EXERCISE DIRECTIONS >>
Without the pictures, print each of the records below exactly as it appears.

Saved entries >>

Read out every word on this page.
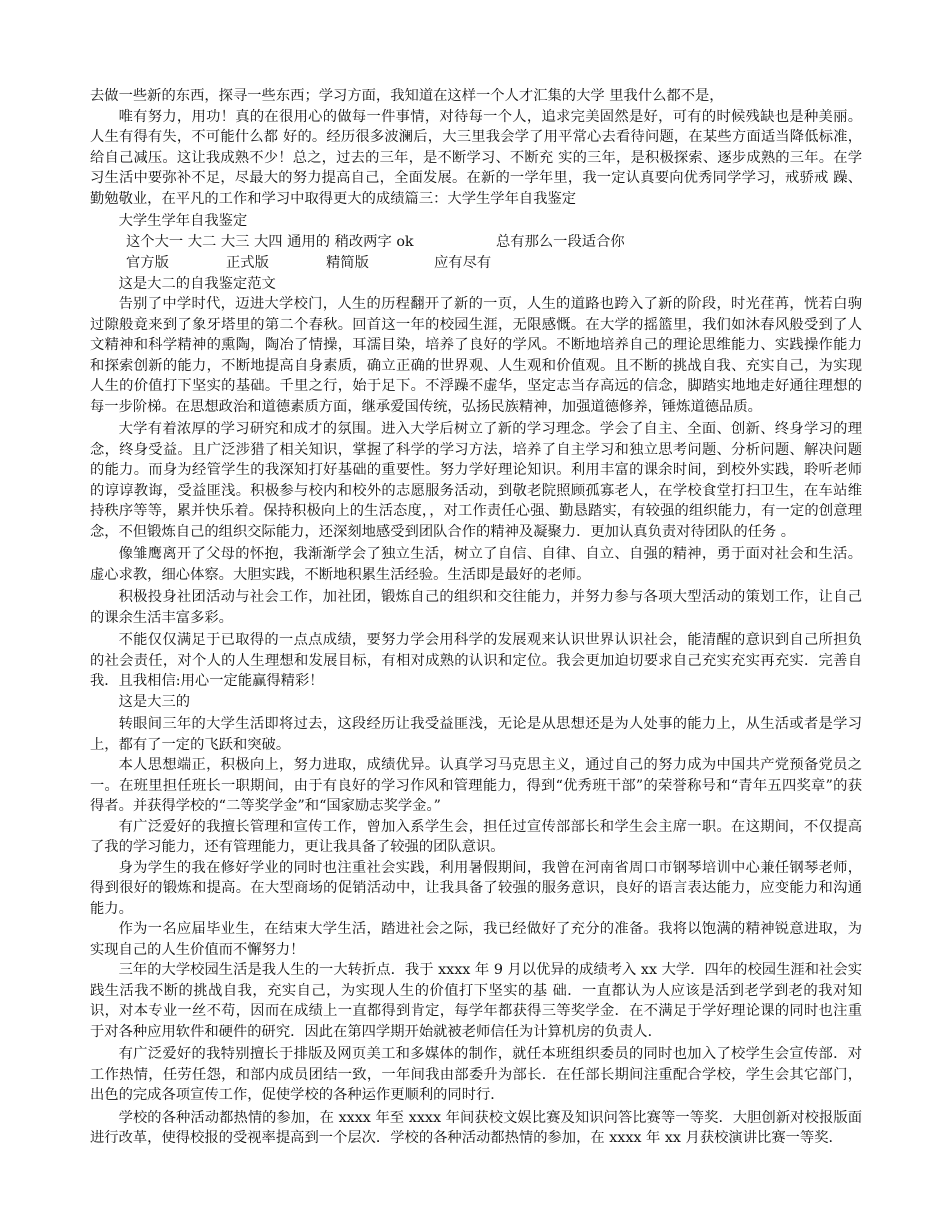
去做一些新的东西，探寻一些东西；学习方面，我知道在这样一个人才汇集的大学 里我什么都不是，

唯有努力，用功！真的在很用心的做每一件事情，对待每一个人，追求完美固然是好，可有的时候残缺也是种美丽。人生有得有失，不可能什么都 好的。经历很多波澜后，大三里我会学了用平常心去看待问题，在某些方面适当降低标准，给自己减压。这让我成熟不少！总之，过去的三年，是不断学习、不断充 实的三年，是积极探索、逐步成熟的三年。在学习生活中要弥补不足，尽最大的努力提高自己，全面发展。在新的一学年里，我一定认真要向优秀同学学习，戒骄戒 躁、勤勉敬业，在平凡的工作和学习中取得更大的成绩篇三：大学生学年自我鉴定

大学生学年自我鉴定

这个大一 大二 大三 大四 通用的 稍改两字 ok	总有那么一段适合你
官方版	正式版	精简版	应有尽有

这是大二的自我鉴定范文

告别了中学时代，迈进大学校门，人生的历程翻开了新的一页，人生的道路也跨入了新的阶段，时光荏苒，恍若白驹过隙般竟来到了象牙塔里的第二个春秋。回首这一年的校园生涯，无限感慨。在大学的摇篮里，我们如沐春风般受到了人文精神和科学精神的熏陶，陶冶了情操，耳濡目染，培养了良好的学风。不断地培养自己的理论思维能力、实践操作能力和探索创新的能力，不断地提高自身素质，确立正确的世界观、人生观和价值观。且不断的挑战自我、充实自己，为实现人生的价值打下坚实的基础。千里之行，始于足下。不浮躁不虚华，坚定志当存高远的信念，脚踏实地地走好通往理想的每一步阶梯。在思想政治和道德素质方面，继承爱国传统，弘扬民族精神，加强道德修养，锤炼道德品质。

大学有着浓厚的学习研究和成才的氛围。进入大学后树立了新的学习理念。学会了自主、全面、创新、终身学习的理念，终身受益。且广泛涉猎了相关知识，掌握了科学的学习方法，培养了自主学习和独立思考问题、分析问题、解决问题的能力。而身为经管学生的我深知打好基础的重要性。努力学好理论知识。利用丰富的课余时间，到校外实践，聆听老师的谆谆教诲，受益匪浅。积极参与校内和校外的志愿服务活动，到敬老院照顾孤寡老人，在学校食堂打扫卫生，在车站维持秩序等等，累并快乐着。保持积极向上的生活态度，，对工作责任心强、勤恳踏实，有较强的组织能力，有一定的创意理念，不但锻炼自己的组织交际能力，还深刻地感受到团队合作的精神及凝聚力．更加认真负责对待团队的任务 。

像雏鹰离开了父母的怀抱，我渐渐学会了独立生活，树立了自信、自律、自立、自强的精神，勇于面对社会和生活。虚心求教，细心体察。大胆实践，不断地积累生活经验。生活即是最好的老师。

积极投身社团活动与社会工作，加社团，锻炼自己的组织和交往能力，并努力参与各项大型活动的策划工作，让自己的课余生活丰富多彩。

不能仅仅满足于已取得的一点点成绩，要努力学会用科学的发展观来认识世界认识社会，能清醒的意识到自己所担负的社会责任，对个人的人生理想和发展目标，有相对成熟的认识和定位。我会更加迫切要求自己充实充实再充实．完善自我．且我相信:用心一定能赢得精彩！

这是大三的

转眼间三年的大学生活即将过去，这段经历让我受益匪浅，无论是从思想还是为人处事的能力上，从生活或者是学习上，都有了一定的飞跃和突破。

本人思想端正，积极向上，努力进取，成绩优异。认真学习马克思主义，通过自己的努力成为中国共产党预备党员之一。在班里担任班长一职期间，由于有良好的学习作风和管理能力，得到“优秀班干部”的荣誉称号和“青年五四奖章”的获得者。并获得学校的“二等奖学金”和“国家励志奖学金。”

有广泛爱好的我擅长管理和宣传工作，曾加入系学生会，担任过宣传部部长和学生会主席一职。在这期间，不仅提高了我的学习能力，还有管理能力，更让我具备了较强的团队意识。

身为学生的我在修好学业的同时也注重社会实践，利用暑假期间，我曾在河南省周口市钢琴培训中心兼任钢琴老师，得到很好的锻炼和提高。在大型商场的促销活动中，让我具备了较强的服务意识，良好的语言表达能力，应变能力和沟通能力。

作为一名应届毕业生，在结束大学生活，踏进社会之际，我已经做好了充分的准备。我将以饱满的精神锐意进取，为实现自己的人生价值而不懈努力！

三年的大学校园生活是我人生的一大转折点．我于 xxxx 年 9 月以优异的成绩考入 xx 大学．四年的校园生涯和社会实践生活我不断的挑战自我，充实自己，为实现人生的价值打下坚实的基 础．一直都认为人应该是活到老学到老的我对知识，对本专业一丝不苟，因而在成绩上一直都得到肯定，每学年都获得三等奖学金．在不满足于学好理论课的同时也注重于对各种应用软件和硬件的研究．因此在第四学期开始就被老师信任为计算机房的负责人．

有广泛爱好的我特别擅长于排版及网页美工和多媒体的制作，就任本班组织委员的同时也加入了校学生会宣传部．对工作热情，任劳任怨，和部内成员团结一致，一年间我由部委升为部长．在任部长期间注重配合学校，学生会其它部门，出色的完成各项宣传工作，促使学校的各种运作更顺利的同时行．

学校的各种活动都热情的参加，在 xxxx 年至 xxxx 年间获校文娱比赛及知识问答比赛等一等奖．大胆创新对校报版面进行改革，使得校报的受视率提高到一个层次．学校的各种活动都热情的参加，在 xxxx 年 xx 月获校演讲比赛一等奖．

TASK OUTPUT >>
Read out every word on this page.
去做一些新的东西，探寻一些东西；学习方面，我知道在这样一个人才汇集的大学 里我什么都不是，

唯有努力，用功！真的在很用心的做每一件事情，对待每一个人，追求完美固然是好，可有的时候残缺也是种美丽。人生有得有失，不可能什么都 好的。经历很多波澜后，大三里我会学了用平常心去看待问题，在某些方面适当降低标准，给自己减压。这让我成熟不少！总之，过去的三年，是不断学习、不断充 实的三年，是积极探索、逐步成熟的三年。在学习生活中要弥补不足，尽最大的努力提高自己，全面发展。在新的一学年里，我一定认真要向优秀同学学习，戒骄戒 躁、勤勉敬业，在平凡的工作和学习中取得更大的成绩篇三：大学生学年自我鉴定

大学生学年自我鉴定

这个大一 大二 大三 大四 通用的 稍改两字 ok	总有那么一段适合你
官方版	正式版	精简版	应有尽有

这是大二的自我鉴定范文

告别了中学时代，迈进大学校门，人生的历程翻开了新的一页，人生的道路也跨入了新的阶段，时光荏苒，恍若白驹过隙般竟来到了象牙塔里的第二个春秋。回首这一年的校园生涯，无限感慨。在大学的摇篮里，我们如沐春风般受到了人文精神和科学精神的熏陶，陶冶了情操，耳濡目染，培养了良好的学风。不断地培养自己的理论思维能力、实践操作能力和探索创新的能力，不断地提高自身素质，确立正确的世界观、人生观和价值观。且不断的挑战自我、充实自己，为实现人生的价值打下坚实的基础。千里之行，始于足下。不浮躁不虚华，坚定志当存高远的信念，脚踏实地地走好通往理想的每一步阶梯。在思想政治和道德素质方面，继承爱国传统，弘扬民族精神，加强道德修养，锤炼道德品质。

大学有着浓厚的学习研究和成才的氛围。进入大学后树立了新的学习理念。学会了自主、全面、创新、终身学习的理念，终身受益。且广泛涉猎了相关知识，掌握了科学的学习方法，培养了自主学习和独立思考问题、分析问题、解决问题的能力。而身为经管学生的我深知打好基础的重要性。努力学好理论知识。利用丰富的课余时间，到校外实践，聆听老师的谆谆教诲，受益匪浅。积极参与校内和校外的志愿服务活动，到敬老院照顾孤寡老人，在学校食堂打扫卫生，在车站维持秩序等等，累并快乐着。保持积极向上的生活态度，，对工作责任心强、勤恳踏实，有较强的组织能力，有一定的创意理念，不但锻炼自己的组织交际能力，还深刻地感受到团队合作的精神及凝聚力．更加认真负责对待团队的任务 。

像雏鹰离开了父母的怀抱，我渐渐学会了独立生活，树立了自信、自律、自立、自强的精神，勇于面对社会和生活。虚心求教，细心体察。大胆实践，不断地积累生活经验。生活即是最好的老师。

积极投身社团活动与社会工作，加社团，锻炼自己的组织和交往能力，并努力参与各项大型活动的策划工作，让自己的课余生活丰富多彩。

不能仅仅满足于已取得的一点点成绩，要努力学会用科学的发展观来认识世界认识社会，能清醒的意识到自己所担负的社会责任，对个人的人生理想和发展目标，有相对成熟的认识和定位。我会更加迫切要求自己充实充实再充实．完善自我．且我相信:用心一定能赢得精彩！

这是大三的

转眼间三年的大学生活即将过去，这段经历让我受益匪浅，无论是从思想还是为人处事的能力上，从生活或者是学习上，都有了一定的飞跃和突破。

本人思想端正，积极向上，努力进取，成绩优异。认真学习马克思主义，通过自己的努力成为中国共产党预备党员之一。在班里担任班长一职期间，由于有良好的学习作风和管理能力，得到“优秀班干部”的荣誉称号和“青年五四奖章”的获得者。并获得学校的“二等奖学金”和“国家励志奖学金。”

有广泛爱好的我擅长管理和宣传工作，曾加入系学生会，担任过宣传部部长和学生会主席一职。在这期间，不仅提高了我的学习能力，还有管理能力，更让我具备了较强的团队意识。

身为学生的我在修好学业的同时也注重社会实践，利用暑假期间，我曾在河南省周口市钢琴培训中心兼任钢琴老师，得到很好的锻炼和提高。在大型商场的促销活动中，让我具备了较强的服务意识，良好的语言表达能力，应变能力和沟通能力。

作为一名应届毕业生，在结束大学生活，踏进社会之际，我已经做好了充分的准备。我将以饱满的精神锐意进取，为实现自己的人生价值而不懈努力！

三年的大学校园生活是我人生的一大转折点．我于 xxxx 年 9 月以优异的成绩考入 xx 大学．四年的校园生涯和社会实践生活我不断的挑战自我，充实自己，为实现人生的价值打下坚实的基 础．一直都认为人应该是活到老学到老的我对知识，对本专业一丝不苟，因而在成绩上一直都得到肯定，每学年都获得三等奖学金．在不满足于学好理论课的同时也注重于对各种应用软件和硬件的研究．因此在第四学期开始就被老师信任为计算机房的负责人．

有广泛爱好的我特别擅长于排版及网页美工和多媒体的制作，就任本班组织委员的同时也加入了校学生会宣传部．对工作热情，任劳任怨，和部内成员团结一致，一年间我由部委升为部长．在任部长期间注重配合学校，学生会其它部门，出色的完成各项宣传工作，促使学校的各种运作更顺利的同时行．

学校的各种活动都热情的参加，在 xxxx 年至 xxxx 年间获校文娱比赛及知识问答比赛等一等奖．大胆创新对校报版面进行改革，使得校报的受视率提高到一个层次．学校的各种活动都热情的参加，在 xxxx 年 xx 月获校演讲比赛一等奖．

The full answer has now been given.